Data section:

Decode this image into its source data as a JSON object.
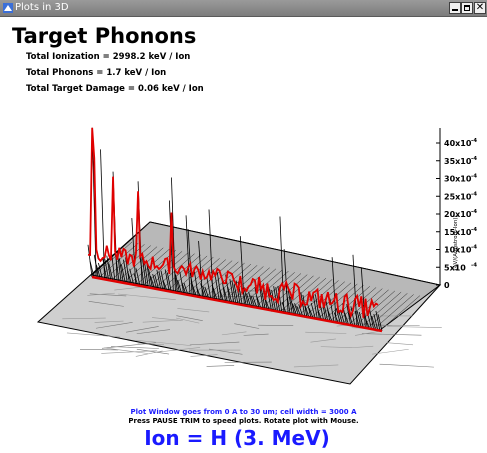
{
  "window": {
    "title": "Plots in 3D",
    "minimize_icon": "minimize-icon",
    "maximize_icon": "maximize-icon",
    "close_icon": "close-icon",
    "app_icon": "app-icon"
  },
  "header": {
    "title": "Target Phonons",
    "stats": [
      "Total Ionization = 2998.2 keV / Ion",
      "Total Phonons = 1.7 keV / Ion",
      "Total Target Damage = 0.06 keV / Ion"
    ]
  },
  "chart_data": {
    "type": "surface-3d",
    "title": "Target Phonons",
    "zlabel": "(eV/(Angstrom-Ion))",
    "z_ticks": [
      "40x10",
      "35x10",
      "30x10",
      "25x10",
      "20x10",
      "15x10",
      "10x10",
      "5x10",
      "0"
    ],
    "z_tick_exponent": "-4",
    "zlim": [
      0,
      40
    ],
    "series_color": "#e00000"
  },
  "footer": {
    "line1": "Plot Window goes from 0 A to 30 um;  cell width = 3000 A",
    "line2": "Press PAUSE TRIM to speed plots.    Rotate plot with Mouse.",
    "ion": "Ion =  H (3. MeV)"
  }
}
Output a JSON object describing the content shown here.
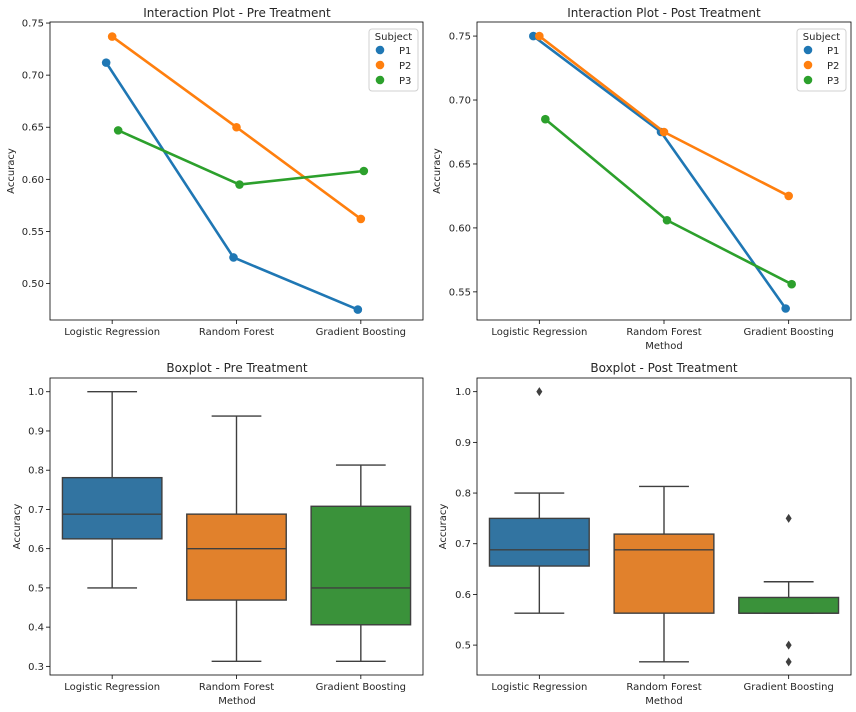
{
  "chart_data": [
    {
      "type": "line",
      "title": "Interaction Plot - Pre Treatment",
      "xlabel": "",
      "ylabel": "Accuracy",
      "categories": [
        "Logistic Regression",
        "Random Forest",
        "Gradient Boosting"
      ],
      "ylim": [
        0.465,
        0.751
      ],
      "yticks": [
        0.5,
        0.55,
        0.6,
        0.65,
        0.7,
        0.75
      ],
      "ytick_labels": [
        "0.50",
        "0.55",
        "0.60",
        "0.65",
        "0.70",
        "0.75"
      ],
      "legend": {
        "title": "Subject",
        "position": "top-right"
      },
      "series": [
        {
          "name": "P1",
          "color": "#1f77b4",
          "values": [
            0.712,
            0.525,
            0.475
          ]
        },
        {
          "name": "P2",
          "color": "#ff7f0e",
          "values": [
            0.737,
            0.65,
            0.562
          ]
        },
        {
          "name": "P3",
          "color": "#2ca02c",
          "values": [
            0.647,
            0.595,
            0.608
          ]
        }
      ]
    },
    {
      "type": "line",
      "title": "Interaction Plot - Post Treatment",
      "xlabel": "Method",
      "ylabel": "Accuracy",
      "categories": [
        "Logistic Regression",
        "Random Forest",
        "Gradient Boosting"
      ],
      "ylim": [
        0.528,
        0.761
      ],
      "yticks": [
        0.55,
        0.6,
        0.65,
        0.7,
        0.75
      ],
      "ytick_labels": [
        "0.55",
        "0.60",
        "0.65",
        "0.70",
        "0.75"
      ],
      "legend": {
        "title": "Subject",
        "position": "top-right"
      },
      "series": [
        {
          "name": "P1",
          "color": "#1f77b4",
          "values": [
            0.75,
            0.675,
            0.537
          ]
        },
        {
          "name": "P2",
          "color": "#ff7f0e",
          "values": [
            0.75,
            0.675,
            0.625
          ]
        },
        {
          "name": "P3",
          "color": "#2ca02c",
          "values": [
            0.685,
            0.606,
            0.556
          ]
        }
      ]
    },
    {
      "type": "boxplot",
      "title": "Boxplot - Pre Treatment",
      "xlabel": "Method",
      "ylabel": "Accuracy",
      "categories": [
        "Logistic Regression",
        "Random Forest",
        "Gradient Boosting"
      ],
      "ylim": [
        0.278,
        1.035
      ],
      "yticks": [
        0.3,
        0.4,
        0.5,
        0.6,
        0.7,
        0.8,
        0.9,
        1.0
      ],
      "ytick_labels": [
        "0.3",
        "0.4",
        "0.5",
        "0.6",
        "0.7",
        "0.8",
        "0.9",
        "1.0"
      ],
      "boxes": [
        {
          "category": "Logistic Regression",
          "color": "#3274a1",
          "whisker_low": 0.5,
          "q1": 0.625,
          "median": 0.688,
          "q3": 0.781,
          "whisker_high": 1.0,
          "outliers": []
        },
        {
          "category": "Random Forest",
          "color": "#e1812c",
          "whisker_low": 0.313,
          "q1": 0.469,
          "median": 0.6,
          "q3": 0.688,
          "whisker_high": 0.938,
          "outliers": []
        },
        {
          "category": "Gradient Boosting",
          "color": "#3a923a",
          "whisker_low": 0.313,
          "q1": 0.406,
          "median": 0.5,
          "q3": 0.708,
          "whisker_high": 0.813,
          "outliers": []
        }
      ]
    },
    {
      "type": "boxplot",
      "title": "Boxplot - Post Treatment",
      "xlabel": "Method",
      "ylabel": "Accuracy",
      "categories": [
        "Logistic Regression",
        "Random Forest",
        "Gradient Boosting"
      ],
      "ylim": [
        0.441,
        1.027
      ],
      "yticks": [
        0.5,
        0.6,
        0.7,
        0.8,
        0.9,
        1.0
      ],
      "ytick_labels": [
        "0.5",
        "0.6",
        "0.7",
        "0.8",
        "0.9",
        "1.0"
      ],
      "boxes": [
        {
          "category": "Logistic Regression",
          "color": "#3274a1",
          "whisker_low": 0.563,
          "q1": 0.656,
          "median": 0.688,
          "q3": 0.75,
          "whisker_high": 0.8,
          "outliers": [
            1.0
          ]
        },
        {
          "category": "Random Forest",
          "color": "#e1812c",
          "whisker_low": 0.467,
          "q1": 0.563,
          "median": 0.688,
          "q3": 0.719,
          "whisker_high": 0.813,
          "outliers": []
        },
        {
          "category": "Gradient Boosting",
          "color": "#3a923a",
          "whisker_low": 0.563,
          "q1": 0.563,
          "median": 0.563,
          "q3": 0.594,
          "whisker_high": 0.625,
          "outliers": [
            0.75,
            0.5,
            0.467
          ]
        }
      ]
    }
  ]
}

What you will do: Skip every picture and transcribe the data above exactly.

Complete answer:
Decode this image into its source data as a JSON object.
{
  "window": {
    "title": "Plots in 3D",
    "minimize_icon": "minimize-icon",
    "maximize_icon": "maximize-icon",
    "close_icon": "close-icon",
    "app_icon": "app-icon"
  },
  "header": {
    "title": "Target Phonons",
    "stats": [
      "Total Ionization = 2998.2 keV / Ion",
      "Total Phonons = 1.7 keV / Ion",
      "Total Target Damage = 0.06 keV / Ion"
    ]
  },
  "chart_data": {
    "type": "surface-3d",
    "title": "Target Phonons",
    "zlabel": "(eV/(Angstrom-Ion))",
    "z_ticks": [
      "40x10",
      "35x10",
      "30x10",
      "25x10",
      "20x10",
      "15x10",
      "10x10",
      "5x10",
      "0"
    ],
    "z_tick_exponent": "-4",
    "zlim": [
      0,
      40
    ],
    "series_color": "#e00000"
  },
  "footer": {
    "line1": "Plot Window goes from 0 A to 30 um;  cell width = 3000 A",
    "line2": "Press PAUSE TRIM to speed plots.    Rotate plot with Mouse.",
    "ion": "Ion =  H (3. MeV)"
  }
}
Output a JSON object describing the content shown here.
{
  "chart_data": [
    {
      "type": "line",
      "title": "Interaction Plot - Pre Treatment",
      "xlabel": "",
      "ylabel": "Accuracy",
      "categories": [
        "Logistic Regression",
        "Random Forest",
        "Gradient Boosting"
      ],
      "ylim": [
        0.465,
        0.751
      ],
      "yticks": [
        0.5,
        0.55,
        0.6,
        0.65,
        0.7,
        0.75
      ],
      "ytick_labels": [
        "0.50",
        "0.55",
        "0.60",
        "0.65",
        "0.70",
        "0.75"
      ],
      "legend": {
        "title": "Subject",
        "position": "top-right"
      },
      "series": [
        {
          "name": "P1",
          "color": "#1f77b4",
          "values": [
            0.712,
            0.525,
            0.475
          ]
        },
        {
          "name": "P2",
          "color": "#ff7f0e",
          "values": [
            0.737,
            0.65,
            0.562
          ]
        },
        {
          "name": "P3",
          "color": "#2ca02c",
          "values": [
            0.647,
            0.595,
            0.608
          ]
        }
      ]
    },
    {
      "type": "line",
      "title": "Interaction Plot - Post Treatment",
      "xlabel": "Method",
      "ylabel": "Accuracy",
      "categories": [
        "Logistic Regression",
        "Random Forest",
        "Gradient Boosting"
      ],
      "ylim": [
        0.528,
        0.761
      ],
      "yticks": [
        0.55,
        0.6,
        0.65,
        0.7,
        0.75
      ],
      "ytick_labels": [
        "0.55",
        "0.60",
        "0.65",
        "0.70",
        "0.75"
      ],
      "legend": {
        "title": "Subject",
        "position": "top-right"
      },
      "series": [
        {
          "name": "P1",
          "color": "#1f77b4",
          "values": [
            0.75,
            0.675,
            0.537
          ]
        },
        {
          "name": "P2",
          "color": "#ff7f0e",
          "values": [
            0.75,
            0.675,
            0.625
          ]
        },
        {
          "name": "P3",
          "color": "#2ca02c",
          "values": [
            0.685,
            0.606,
            0.556
          ]
        }
      ]
    },
    {
      "type": "boxplot",
      "title": "Boxplot - Pre Treatment",
      "xlabel": "Method",
      "ylabel": "Accuracy",
      "categories": [
        "Logistic Regression",
        "Random Forest",
        "Gradient Boosting"
      ],
      "ylim": [
        0.278,
        1.035
      ],
      "yticks": [
        0.3,
        0.4,
        0.5,
        0.6,
        0.7,
        0.8,
        0.9,
        1.0
      ],
      "ytick_labels": [
        "0.3",
        "0.4",
        "0.5",
        "0.6",
        "0.7",
        "0.8",
        "0.9",
        "1.0"
      ],
      "boxes": [
        {
          "category": "Logistic Regression",
          "color": "#3274a1",
          "whisker_low": 0.5,
          "q1": 0.625,
          "median": 0.688,
          "q3": 0.781,
          "whisker_high": 1.0,
          "outliers": []
        },
        {
          "category": "Random Forest",
          "color": "#e1812c",
          "whisker_low": 0.313,
          "q1": 0.469,
          "median": 0.6,
          "q3": 0.688,
          "whisker_high": 0.938,
          "outliers": []
        },
        {
          "category": "Gradient Boosting",
          "color": "#3a923a",
          "whisker_low": 0.313,
          "q1": 0.406,
          "median": 0.5,
          "q3": 0.708,
          "whisker_high": 0.813,
          "outliers": []
        }
      ]
    },
    {
      "type": "boxplot",
      "title": "Boxplot - Post Treatment",
      "xlabel": "Method",
      "ylabel": "Accuracy",
      "categories": [
        "Logistic Regression",
        "Random Forest",
        "Gradient Boosting"
      ],
      "ylim": [
        0.441,
        1.027
      ],
      "yticks": [
        0.5,
        0.6,
        0.7,
        0.8,
        0.9,
        1.0
      ],
      "ytick_labels": [
        "0.5",
        "0.6",
        "0.7",
        "0.8",
        "0.9",
        "1.0"
      ],
      "boxes": [
        {
          "category": "Logistic Regression",
          "color": "#3274a1",
          "whisker_low": 0.563,
          "q1": 0.656,
          "median": 0.688,
          "q3": 0.75,
          "whisker_high": 0.8,
          "outliers": [
            1.0
          ]
        },
        {
          "category": "Random Forest",
          "color": "#e1812c",
          "whisker_low": 0.467,
          "q1": 0.563,
          "median": 0.688,
          "q3": 0.719,
          "whisker_high": 0.813,
          "outliers": []
        },
        {
          "category": "Gradient Boosting",
          "color": "#3a923a",
          "whisker_low": 0.563,
          "q1": 0.563,
          "median": 0.563,
          "q3": 0.594,
          "whisker_high": 0.625,
          "outliers": [
            0.75,
            0.5,
            0.467
          ]
        }
      ]
    }
  ]
}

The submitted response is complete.